**Required work:** Find how many lines of the listing below include the word "button", then report the number by itself.

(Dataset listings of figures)
════════════════════

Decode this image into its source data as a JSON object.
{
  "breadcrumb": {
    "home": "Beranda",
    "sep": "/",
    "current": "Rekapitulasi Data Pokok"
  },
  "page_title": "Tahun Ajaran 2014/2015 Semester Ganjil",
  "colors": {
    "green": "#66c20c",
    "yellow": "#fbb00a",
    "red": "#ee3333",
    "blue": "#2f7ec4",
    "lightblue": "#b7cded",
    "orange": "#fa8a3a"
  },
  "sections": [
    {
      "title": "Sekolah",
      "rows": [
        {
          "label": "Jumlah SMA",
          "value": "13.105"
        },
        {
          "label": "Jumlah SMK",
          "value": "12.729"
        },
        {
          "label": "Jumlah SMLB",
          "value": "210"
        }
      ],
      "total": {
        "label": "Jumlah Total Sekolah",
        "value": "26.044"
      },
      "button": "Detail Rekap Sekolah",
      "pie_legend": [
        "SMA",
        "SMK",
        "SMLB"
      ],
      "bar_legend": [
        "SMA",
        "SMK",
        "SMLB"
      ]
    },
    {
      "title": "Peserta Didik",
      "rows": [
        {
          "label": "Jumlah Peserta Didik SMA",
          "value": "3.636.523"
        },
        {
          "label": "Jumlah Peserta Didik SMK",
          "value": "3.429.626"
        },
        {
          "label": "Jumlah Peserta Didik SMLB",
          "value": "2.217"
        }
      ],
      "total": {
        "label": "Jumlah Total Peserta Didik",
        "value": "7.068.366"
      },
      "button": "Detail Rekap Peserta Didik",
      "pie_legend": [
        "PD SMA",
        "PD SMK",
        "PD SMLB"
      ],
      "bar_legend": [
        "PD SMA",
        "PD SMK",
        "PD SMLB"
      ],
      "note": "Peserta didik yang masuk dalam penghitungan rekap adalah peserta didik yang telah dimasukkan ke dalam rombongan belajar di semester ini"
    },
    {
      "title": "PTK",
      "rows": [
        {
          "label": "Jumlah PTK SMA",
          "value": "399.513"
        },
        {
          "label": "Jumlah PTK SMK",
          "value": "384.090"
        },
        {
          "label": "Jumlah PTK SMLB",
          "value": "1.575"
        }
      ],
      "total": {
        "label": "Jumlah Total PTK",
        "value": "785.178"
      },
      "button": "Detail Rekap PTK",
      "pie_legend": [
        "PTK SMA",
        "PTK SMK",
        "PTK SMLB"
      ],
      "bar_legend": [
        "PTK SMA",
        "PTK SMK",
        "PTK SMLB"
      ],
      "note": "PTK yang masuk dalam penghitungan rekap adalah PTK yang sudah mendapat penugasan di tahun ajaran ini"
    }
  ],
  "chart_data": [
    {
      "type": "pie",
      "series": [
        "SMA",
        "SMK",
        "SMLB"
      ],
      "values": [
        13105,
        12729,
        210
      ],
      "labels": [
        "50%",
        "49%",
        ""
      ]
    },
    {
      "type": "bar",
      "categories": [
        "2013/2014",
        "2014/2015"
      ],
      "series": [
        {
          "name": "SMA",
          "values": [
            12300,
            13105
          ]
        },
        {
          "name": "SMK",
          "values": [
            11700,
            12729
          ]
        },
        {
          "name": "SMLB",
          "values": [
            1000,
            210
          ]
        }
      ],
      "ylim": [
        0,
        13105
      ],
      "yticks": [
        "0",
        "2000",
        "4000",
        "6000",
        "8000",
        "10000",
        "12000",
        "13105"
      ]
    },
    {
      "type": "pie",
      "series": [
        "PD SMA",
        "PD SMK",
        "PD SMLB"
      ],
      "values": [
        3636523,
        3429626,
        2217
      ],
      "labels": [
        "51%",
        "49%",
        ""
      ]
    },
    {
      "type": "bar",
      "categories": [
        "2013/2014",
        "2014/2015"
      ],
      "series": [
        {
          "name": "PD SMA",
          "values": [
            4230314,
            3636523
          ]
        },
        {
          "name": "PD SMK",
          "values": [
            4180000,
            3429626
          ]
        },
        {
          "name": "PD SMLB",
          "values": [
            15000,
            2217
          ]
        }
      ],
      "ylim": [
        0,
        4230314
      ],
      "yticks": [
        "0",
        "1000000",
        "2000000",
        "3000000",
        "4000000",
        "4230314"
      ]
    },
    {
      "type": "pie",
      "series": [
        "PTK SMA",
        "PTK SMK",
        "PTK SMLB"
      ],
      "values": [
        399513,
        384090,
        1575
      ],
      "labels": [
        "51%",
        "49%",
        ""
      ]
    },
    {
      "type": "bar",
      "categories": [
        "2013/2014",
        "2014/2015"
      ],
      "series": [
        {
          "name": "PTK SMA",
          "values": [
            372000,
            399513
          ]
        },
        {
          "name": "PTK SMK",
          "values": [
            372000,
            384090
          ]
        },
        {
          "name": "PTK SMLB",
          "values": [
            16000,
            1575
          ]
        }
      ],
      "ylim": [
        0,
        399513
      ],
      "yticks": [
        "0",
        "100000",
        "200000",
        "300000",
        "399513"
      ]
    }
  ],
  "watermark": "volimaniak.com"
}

════════════════════

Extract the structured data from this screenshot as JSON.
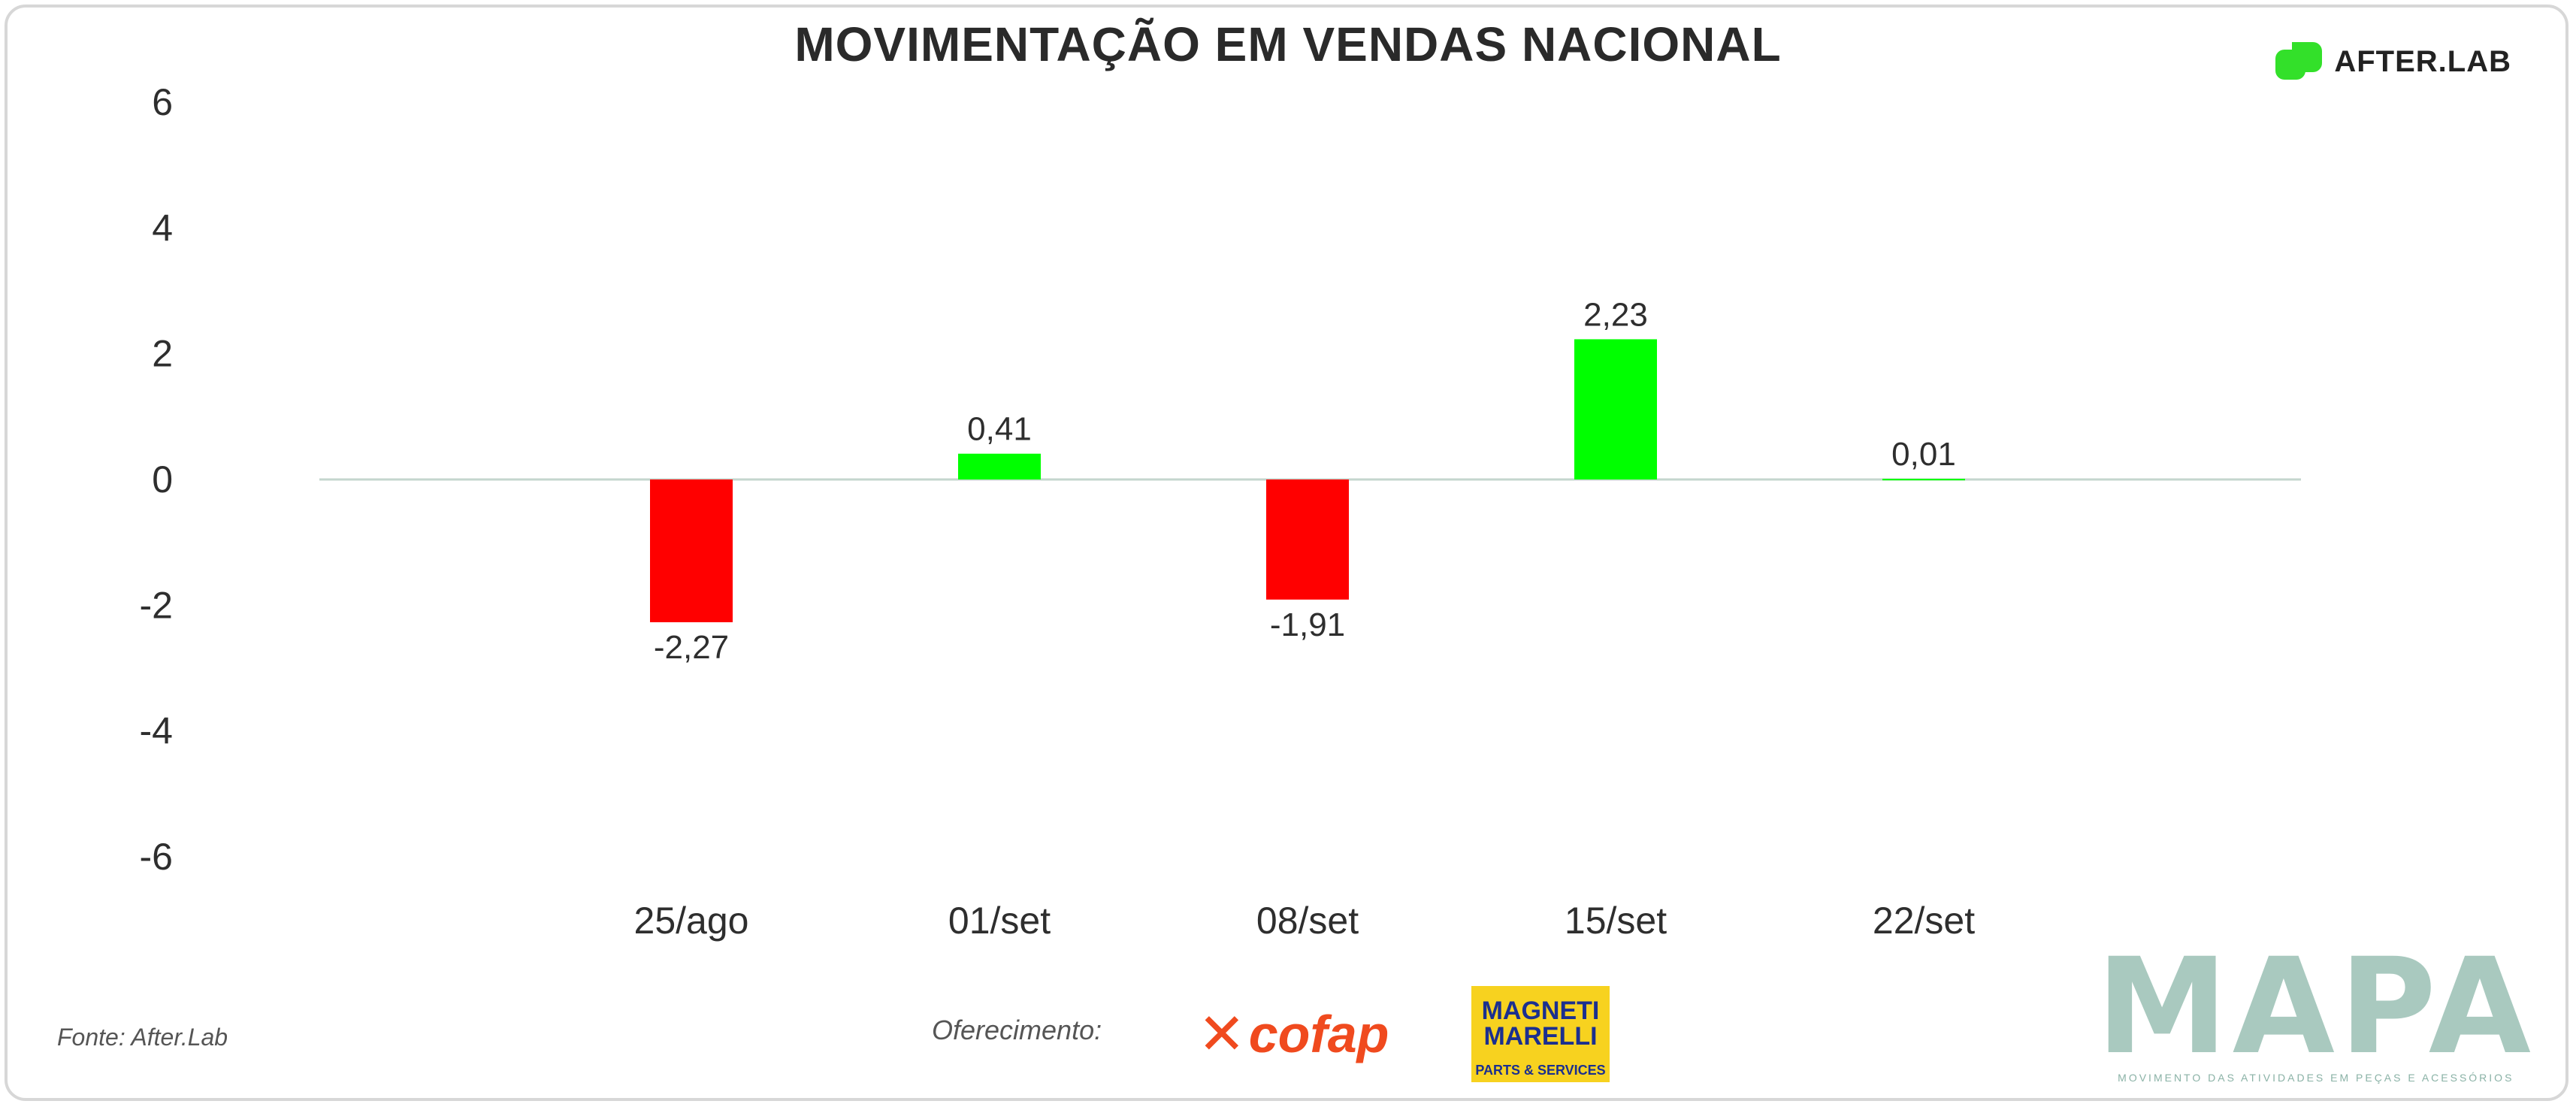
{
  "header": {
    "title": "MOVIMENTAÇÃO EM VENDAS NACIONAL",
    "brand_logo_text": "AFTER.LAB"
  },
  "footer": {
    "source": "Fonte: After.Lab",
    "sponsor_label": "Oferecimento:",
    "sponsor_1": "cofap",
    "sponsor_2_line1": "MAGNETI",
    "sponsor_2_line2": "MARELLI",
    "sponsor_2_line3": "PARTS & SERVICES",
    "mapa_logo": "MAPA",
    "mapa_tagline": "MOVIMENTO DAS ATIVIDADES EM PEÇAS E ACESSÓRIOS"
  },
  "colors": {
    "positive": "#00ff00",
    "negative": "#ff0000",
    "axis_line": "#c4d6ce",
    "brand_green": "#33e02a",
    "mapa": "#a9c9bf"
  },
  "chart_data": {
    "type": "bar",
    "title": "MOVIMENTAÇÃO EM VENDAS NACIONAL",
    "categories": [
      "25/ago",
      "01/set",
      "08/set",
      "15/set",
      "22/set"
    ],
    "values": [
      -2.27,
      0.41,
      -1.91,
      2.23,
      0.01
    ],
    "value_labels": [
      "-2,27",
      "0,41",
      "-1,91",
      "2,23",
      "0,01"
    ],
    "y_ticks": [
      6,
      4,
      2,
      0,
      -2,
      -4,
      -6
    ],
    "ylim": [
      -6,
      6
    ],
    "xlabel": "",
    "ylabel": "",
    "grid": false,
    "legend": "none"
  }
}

════════════════════

**Completed exercise:** 3